BEGIN Dataset entries

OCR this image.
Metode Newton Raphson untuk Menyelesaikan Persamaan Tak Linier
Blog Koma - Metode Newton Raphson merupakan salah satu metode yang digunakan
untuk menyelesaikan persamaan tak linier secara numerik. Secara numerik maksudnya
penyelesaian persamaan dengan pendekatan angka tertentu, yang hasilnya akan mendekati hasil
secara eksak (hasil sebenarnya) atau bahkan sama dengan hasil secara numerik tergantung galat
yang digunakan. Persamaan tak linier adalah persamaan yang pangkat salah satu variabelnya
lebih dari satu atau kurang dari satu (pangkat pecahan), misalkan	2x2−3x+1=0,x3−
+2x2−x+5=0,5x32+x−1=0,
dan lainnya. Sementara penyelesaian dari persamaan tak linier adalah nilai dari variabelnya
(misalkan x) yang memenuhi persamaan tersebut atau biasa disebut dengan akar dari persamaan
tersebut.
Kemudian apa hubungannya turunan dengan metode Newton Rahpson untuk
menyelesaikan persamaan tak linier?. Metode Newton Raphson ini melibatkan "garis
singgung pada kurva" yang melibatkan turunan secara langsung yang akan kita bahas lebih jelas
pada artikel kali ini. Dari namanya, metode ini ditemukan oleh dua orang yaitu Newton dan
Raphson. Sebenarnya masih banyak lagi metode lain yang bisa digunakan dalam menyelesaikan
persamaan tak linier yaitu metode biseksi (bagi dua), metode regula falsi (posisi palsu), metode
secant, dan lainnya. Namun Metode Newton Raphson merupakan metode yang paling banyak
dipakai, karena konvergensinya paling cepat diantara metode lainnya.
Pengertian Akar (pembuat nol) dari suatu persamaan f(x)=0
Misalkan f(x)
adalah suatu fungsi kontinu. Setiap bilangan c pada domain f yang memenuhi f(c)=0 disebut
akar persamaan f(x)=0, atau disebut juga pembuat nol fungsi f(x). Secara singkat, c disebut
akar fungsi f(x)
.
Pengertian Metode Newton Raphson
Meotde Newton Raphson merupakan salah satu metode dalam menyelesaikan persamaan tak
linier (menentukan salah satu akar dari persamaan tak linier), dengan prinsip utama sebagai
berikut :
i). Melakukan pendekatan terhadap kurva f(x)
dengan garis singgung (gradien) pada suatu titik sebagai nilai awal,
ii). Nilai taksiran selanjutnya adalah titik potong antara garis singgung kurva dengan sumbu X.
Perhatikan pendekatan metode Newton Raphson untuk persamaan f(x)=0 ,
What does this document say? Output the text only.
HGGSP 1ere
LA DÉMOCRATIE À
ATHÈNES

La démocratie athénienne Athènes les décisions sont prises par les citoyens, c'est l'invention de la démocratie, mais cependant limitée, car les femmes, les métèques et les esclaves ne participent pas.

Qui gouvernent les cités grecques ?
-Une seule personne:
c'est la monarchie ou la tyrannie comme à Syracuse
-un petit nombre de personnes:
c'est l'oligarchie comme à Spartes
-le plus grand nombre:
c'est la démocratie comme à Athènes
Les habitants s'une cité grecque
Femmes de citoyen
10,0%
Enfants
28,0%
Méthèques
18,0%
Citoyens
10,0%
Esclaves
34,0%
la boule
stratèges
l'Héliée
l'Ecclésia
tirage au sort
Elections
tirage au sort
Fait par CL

END Dataset entries

*Work to complete:*
Each line in the entries above that includes the string "garis" should be extracted.

*Reply:*
menyelesaikan persamaan tak linier?. Metode Newton Raphson ini melibatkan "garis
dengan garis singgung (gradien) pada suatu titik sebagai nilai awal,
ii). Nilai taksiran selanjutnya adalah titik potong antara garis singgung kurva dengan sumbu X.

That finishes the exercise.